Obiettivo del compito: Puoi proseguire la presentazione dell'incontro con Dario Levantino sul suo nuovo romanzo, partendo subito dopo l'ultima frase riportata?

Dario Levantino pubblica la terza puntata della saga palermitana di Rosario e Anna. E noi lo incontriamo su #PDESocialClub.
La Sicilia romanzesca ha una voce nuova, forte, lirica e potente. Ed è quella di Dario Levantino. Arrivati al suo terzo romanzo, e alla terza puntata della vita disgraziata e potente di Rosario, lo possiamo dire. Nessuno come lui sa raccontare una Sicilia, una Palermo, un quartiere Brancaccio, che il profumo delle zagare non lo hanno mai sentito neppure per errore e caponate e cassatine se le sognano semmai nelle notti di digiuno. Come in questo possente La violenza del mio amore, appena pubblicato, dopo i precedenti Di niente e di nessuno e Cuorebomba, da Fazi Editore.
Noi questa Palermo ce la faremo raccontare giovedì 21 ottobre alle 18.00 da Dario Levantino stesso, a colloquio con Viola Ardone, l’autrice rivelazione di Il treno dei bambini e di Oliva Denaro. Ovviamente sul sito, e sulla pagina Facebook e YouTube di PDE e di Fazi oltre che dei tanti librai indipendenti che condivideranno la diretta streaming di #PDESocialClub.

Materiale estratto:
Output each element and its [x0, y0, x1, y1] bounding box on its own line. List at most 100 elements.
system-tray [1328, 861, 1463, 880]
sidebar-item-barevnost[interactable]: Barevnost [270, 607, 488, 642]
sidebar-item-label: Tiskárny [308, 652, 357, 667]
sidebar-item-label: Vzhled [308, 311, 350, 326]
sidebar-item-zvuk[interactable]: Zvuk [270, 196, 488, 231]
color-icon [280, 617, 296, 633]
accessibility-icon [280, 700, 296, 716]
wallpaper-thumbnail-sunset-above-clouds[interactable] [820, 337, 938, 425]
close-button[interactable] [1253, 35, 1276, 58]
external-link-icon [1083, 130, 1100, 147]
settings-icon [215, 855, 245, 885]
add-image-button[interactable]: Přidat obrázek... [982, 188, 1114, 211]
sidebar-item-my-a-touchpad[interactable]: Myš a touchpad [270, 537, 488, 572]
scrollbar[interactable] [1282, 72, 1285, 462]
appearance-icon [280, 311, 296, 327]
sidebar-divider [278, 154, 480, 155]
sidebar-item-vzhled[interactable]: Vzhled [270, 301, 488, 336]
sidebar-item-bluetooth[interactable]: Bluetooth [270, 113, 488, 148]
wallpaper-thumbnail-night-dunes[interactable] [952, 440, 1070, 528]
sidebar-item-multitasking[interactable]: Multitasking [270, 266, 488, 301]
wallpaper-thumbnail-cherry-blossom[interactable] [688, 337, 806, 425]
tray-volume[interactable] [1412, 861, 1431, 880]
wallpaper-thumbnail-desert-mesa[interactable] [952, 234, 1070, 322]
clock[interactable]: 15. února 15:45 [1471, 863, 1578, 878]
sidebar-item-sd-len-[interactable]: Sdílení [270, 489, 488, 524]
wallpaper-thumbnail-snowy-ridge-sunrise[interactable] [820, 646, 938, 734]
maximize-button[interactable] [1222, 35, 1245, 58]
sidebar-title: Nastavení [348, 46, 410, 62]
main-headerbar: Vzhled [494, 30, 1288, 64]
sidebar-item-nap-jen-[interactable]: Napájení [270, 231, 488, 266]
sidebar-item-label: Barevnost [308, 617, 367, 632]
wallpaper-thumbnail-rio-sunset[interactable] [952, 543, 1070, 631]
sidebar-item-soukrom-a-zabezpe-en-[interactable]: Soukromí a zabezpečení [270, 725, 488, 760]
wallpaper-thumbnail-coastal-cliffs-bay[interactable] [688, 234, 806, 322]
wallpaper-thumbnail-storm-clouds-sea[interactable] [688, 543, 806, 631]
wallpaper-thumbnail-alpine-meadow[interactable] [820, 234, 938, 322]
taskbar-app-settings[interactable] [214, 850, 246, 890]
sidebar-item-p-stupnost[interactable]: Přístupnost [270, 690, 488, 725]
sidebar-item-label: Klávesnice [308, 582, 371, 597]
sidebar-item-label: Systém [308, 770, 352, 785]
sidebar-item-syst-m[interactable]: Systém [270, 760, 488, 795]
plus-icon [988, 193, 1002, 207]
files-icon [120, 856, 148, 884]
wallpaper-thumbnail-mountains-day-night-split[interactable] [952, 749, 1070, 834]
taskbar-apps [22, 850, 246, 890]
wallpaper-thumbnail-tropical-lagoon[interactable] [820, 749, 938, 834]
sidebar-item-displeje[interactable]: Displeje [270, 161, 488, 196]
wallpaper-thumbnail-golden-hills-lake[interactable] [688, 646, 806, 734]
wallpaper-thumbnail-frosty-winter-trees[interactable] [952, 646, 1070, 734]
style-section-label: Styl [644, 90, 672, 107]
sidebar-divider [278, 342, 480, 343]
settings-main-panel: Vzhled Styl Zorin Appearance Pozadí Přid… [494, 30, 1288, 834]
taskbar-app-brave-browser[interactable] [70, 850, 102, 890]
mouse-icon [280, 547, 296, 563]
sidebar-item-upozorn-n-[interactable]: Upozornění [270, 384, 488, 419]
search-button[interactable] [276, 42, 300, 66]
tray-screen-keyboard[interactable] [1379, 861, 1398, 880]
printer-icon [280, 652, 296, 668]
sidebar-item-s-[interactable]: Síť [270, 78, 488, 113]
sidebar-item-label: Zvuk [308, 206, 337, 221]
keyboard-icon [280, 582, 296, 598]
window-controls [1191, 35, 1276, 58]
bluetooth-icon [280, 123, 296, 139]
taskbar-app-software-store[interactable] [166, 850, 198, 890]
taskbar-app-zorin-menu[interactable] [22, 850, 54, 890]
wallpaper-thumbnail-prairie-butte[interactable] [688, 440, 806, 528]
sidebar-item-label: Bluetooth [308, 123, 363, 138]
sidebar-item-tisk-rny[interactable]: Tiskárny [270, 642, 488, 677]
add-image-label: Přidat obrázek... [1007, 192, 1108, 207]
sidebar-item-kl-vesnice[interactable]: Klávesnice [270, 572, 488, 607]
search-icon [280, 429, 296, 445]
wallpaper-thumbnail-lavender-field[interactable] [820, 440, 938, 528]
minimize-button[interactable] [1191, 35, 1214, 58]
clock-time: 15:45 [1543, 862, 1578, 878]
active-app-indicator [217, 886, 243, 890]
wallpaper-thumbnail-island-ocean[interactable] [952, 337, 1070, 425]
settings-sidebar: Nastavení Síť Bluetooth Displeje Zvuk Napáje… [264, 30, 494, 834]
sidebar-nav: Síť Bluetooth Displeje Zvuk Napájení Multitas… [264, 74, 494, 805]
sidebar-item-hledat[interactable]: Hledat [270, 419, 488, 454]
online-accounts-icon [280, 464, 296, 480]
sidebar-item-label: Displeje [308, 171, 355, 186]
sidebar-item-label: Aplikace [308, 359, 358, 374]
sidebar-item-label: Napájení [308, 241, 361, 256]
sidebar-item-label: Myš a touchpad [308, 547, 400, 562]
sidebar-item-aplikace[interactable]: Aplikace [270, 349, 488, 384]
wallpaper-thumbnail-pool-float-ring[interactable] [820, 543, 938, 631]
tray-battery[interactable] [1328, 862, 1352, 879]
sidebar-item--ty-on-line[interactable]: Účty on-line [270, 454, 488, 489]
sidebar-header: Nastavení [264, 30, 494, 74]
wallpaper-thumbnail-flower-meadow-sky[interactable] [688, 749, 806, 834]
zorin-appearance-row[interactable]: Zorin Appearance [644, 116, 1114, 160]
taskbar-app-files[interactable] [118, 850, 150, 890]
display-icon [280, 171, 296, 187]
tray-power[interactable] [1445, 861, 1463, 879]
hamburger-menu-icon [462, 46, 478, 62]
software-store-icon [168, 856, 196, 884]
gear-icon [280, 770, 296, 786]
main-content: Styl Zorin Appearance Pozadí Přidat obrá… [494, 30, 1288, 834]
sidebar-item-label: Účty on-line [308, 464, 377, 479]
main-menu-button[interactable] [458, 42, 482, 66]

Risposta:
Rosario cresce, di libro in libro, come persona e come personaggio e attraverso di lui Levantino, novello Zola palermitano, ritrae una città, una società, o meglio la sconfitta di una società. Rosario lo abbiamo lasciato ormai orfano, affidato a una casa-famiglia che molto poco distingueva da una prigione. E lo ritroviamo, ancora così giovane, armato della sua rabbia e di una copia di Uomini e topi, alle soglie della paternità, per casa una barca rovesciata sulla spiaggia, due anellini da poco a simulare le vere matrimoniali e la pancia di Anna che cresce giorno dopo giorno, promessa di futuro e amore a dispetto della miseria, dell’incertezza, della mancanza di prospettive dei due ragazzi, della tirannia di don Totò Mandalà, ras del quartiere violento e prepotente, dell’infinito strazio di una burocrazia corrotta e collusa.
Rosario e Anna dovranno trovare in se stessi e nella potenza del loro amore la forza di resistere a tutte le prove che li attendono nel loro cammino. Al loro fianco, ma loro non lo sanno, l’affetto del numero sempre crescente di lettori. Perché, come ha scritto benissimo Sergio Pent nella sua recensione su Tuttolibri de La Stampa: «C’è da soffrire, da arrabbiarsi e da commuoversi su queste pagine schiette e sincere».